:: Dataset extract ::
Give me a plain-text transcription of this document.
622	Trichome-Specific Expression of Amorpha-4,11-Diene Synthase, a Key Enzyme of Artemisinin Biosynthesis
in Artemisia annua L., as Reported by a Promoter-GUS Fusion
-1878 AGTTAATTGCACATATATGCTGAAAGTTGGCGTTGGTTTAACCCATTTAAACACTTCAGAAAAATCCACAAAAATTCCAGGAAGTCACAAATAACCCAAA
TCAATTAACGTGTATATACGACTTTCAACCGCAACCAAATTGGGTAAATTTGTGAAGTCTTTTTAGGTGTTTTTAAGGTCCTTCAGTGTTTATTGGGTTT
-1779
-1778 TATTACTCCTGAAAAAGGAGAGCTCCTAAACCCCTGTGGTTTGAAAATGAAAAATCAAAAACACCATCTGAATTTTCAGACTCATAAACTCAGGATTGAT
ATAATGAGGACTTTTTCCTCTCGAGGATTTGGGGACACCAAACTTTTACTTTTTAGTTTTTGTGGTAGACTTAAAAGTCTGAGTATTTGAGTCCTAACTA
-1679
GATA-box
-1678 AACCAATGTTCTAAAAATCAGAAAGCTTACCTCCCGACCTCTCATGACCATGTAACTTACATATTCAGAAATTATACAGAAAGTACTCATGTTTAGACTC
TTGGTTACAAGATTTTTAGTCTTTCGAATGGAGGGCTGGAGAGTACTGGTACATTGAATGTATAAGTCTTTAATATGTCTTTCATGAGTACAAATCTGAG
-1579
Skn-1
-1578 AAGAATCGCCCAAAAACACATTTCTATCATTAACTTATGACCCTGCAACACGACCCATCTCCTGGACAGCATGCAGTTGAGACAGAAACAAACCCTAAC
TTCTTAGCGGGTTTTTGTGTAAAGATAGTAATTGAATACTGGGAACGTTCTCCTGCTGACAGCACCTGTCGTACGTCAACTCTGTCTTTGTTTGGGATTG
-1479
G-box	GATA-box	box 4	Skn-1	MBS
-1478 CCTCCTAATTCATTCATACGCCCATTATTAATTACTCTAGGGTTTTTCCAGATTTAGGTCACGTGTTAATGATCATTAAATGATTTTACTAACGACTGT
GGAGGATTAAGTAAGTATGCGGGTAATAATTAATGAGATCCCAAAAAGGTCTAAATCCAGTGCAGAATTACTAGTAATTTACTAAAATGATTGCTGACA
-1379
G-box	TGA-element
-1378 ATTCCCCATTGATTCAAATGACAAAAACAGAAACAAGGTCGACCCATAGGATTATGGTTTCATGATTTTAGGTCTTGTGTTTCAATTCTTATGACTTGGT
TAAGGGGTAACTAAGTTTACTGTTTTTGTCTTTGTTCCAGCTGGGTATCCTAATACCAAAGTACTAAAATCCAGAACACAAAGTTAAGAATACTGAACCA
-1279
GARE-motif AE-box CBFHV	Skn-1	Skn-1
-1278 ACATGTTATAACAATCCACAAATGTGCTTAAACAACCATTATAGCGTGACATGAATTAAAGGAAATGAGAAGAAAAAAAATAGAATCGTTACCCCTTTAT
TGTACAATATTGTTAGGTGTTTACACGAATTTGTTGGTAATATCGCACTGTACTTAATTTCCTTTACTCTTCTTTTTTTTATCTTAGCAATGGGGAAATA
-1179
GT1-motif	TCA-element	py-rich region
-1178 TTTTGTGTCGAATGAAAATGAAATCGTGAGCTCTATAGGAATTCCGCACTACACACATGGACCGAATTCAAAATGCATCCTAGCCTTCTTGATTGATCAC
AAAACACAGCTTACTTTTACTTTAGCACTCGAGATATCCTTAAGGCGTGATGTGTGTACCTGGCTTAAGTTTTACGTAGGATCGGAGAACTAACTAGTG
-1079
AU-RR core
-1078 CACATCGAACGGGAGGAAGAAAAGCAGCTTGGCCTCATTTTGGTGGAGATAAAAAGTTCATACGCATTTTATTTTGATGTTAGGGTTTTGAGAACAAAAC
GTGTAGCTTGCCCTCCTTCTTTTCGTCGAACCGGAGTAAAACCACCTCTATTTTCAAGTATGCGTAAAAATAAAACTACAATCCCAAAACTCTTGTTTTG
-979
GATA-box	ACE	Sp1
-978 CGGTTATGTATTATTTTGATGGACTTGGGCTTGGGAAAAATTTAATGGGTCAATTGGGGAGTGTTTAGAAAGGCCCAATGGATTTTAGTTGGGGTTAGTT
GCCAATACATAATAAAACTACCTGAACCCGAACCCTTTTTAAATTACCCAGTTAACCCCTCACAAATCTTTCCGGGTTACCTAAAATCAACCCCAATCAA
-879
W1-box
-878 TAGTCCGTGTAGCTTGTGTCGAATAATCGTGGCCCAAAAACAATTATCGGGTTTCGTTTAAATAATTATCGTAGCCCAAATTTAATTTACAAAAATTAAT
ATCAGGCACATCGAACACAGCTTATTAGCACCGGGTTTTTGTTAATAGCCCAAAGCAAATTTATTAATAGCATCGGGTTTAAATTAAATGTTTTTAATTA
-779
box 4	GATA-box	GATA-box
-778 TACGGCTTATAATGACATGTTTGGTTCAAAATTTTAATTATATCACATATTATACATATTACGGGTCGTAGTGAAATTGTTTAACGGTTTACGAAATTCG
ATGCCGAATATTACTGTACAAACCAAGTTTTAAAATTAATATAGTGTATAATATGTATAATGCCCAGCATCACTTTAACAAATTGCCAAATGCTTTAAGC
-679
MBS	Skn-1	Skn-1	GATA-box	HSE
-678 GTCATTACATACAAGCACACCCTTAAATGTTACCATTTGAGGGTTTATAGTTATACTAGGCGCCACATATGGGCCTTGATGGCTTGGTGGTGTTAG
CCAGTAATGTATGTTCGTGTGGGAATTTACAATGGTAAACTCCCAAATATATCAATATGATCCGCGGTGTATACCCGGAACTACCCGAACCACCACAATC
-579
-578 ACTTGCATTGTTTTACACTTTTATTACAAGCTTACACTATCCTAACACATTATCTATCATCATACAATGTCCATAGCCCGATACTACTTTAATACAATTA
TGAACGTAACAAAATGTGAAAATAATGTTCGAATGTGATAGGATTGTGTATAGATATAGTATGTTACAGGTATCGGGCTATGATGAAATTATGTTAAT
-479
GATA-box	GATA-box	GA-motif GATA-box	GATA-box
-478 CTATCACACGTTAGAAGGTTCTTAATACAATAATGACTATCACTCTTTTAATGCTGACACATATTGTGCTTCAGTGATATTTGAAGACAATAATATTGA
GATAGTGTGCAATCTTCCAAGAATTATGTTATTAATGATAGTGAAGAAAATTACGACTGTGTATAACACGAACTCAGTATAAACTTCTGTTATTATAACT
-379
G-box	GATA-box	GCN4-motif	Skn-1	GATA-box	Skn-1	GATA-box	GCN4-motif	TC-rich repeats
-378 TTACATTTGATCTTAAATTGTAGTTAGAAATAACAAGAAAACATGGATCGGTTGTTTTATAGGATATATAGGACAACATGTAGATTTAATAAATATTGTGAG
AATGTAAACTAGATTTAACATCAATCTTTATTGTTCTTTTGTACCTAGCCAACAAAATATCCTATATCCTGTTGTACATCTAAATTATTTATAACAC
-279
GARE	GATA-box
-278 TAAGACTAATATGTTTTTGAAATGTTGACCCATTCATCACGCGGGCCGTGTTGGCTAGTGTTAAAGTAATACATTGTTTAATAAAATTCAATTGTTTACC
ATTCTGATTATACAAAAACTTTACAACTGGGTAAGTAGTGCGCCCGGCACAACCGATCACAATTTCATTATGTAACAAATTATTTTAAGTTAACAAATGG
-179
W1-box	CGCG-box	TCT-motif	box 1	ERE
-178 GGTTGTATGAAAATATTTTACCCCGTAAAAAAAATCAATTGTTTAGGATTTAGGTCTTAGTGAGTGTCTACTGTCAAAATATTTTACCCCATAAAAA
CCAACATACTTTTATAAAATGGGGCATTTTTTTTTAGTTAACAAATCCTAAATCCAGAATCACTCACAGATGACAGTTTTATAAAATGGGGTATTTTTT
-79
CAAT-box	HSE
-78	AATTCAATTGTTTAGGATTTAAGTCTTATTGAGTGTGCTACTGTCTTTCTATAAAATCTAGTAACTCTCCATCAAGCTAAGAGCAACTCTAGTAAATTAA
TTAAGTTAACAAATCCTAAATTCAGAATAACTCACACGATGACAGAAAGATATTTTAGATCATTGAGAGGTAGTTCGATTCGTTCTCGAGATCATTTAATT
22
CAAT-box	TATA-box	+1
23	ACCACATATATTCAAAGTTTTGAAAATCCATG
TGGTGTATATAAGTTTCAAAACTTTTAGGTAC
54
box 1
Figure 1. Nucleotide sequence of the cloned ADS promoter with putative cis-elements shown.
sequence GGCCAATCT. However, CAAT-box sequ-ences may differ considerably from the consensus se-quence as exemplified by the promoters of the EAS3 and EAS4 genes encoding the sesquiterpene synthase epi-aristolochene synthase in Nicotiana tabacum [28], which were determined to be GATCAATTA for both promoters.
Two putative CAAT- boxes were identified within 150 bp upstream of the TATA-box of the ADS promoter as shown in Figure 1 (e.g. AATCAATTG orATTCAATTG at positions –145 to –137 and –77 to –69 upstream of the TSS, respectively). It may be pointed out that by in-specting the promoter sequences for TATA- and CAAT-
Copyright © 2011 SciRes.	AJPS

:: Task details ::
In the material above, find the lines that contain "motif" and show them.

:: Expected output ::
GARE-motif AE-box CBFHV	Skn-1	Skn-1
GT1-motif	TCA-element	py-rich region
GATA-box	GATA-box	GA-motif GATA-box	GATA-box
G-box	GATA-box	GCN4-motif	Skn-1	GATA-box	Skn-1	GATA-box	GCN4-motif	TC-rich repeats
W1-box	CGCG-box	TCT-motif	box 1	ERE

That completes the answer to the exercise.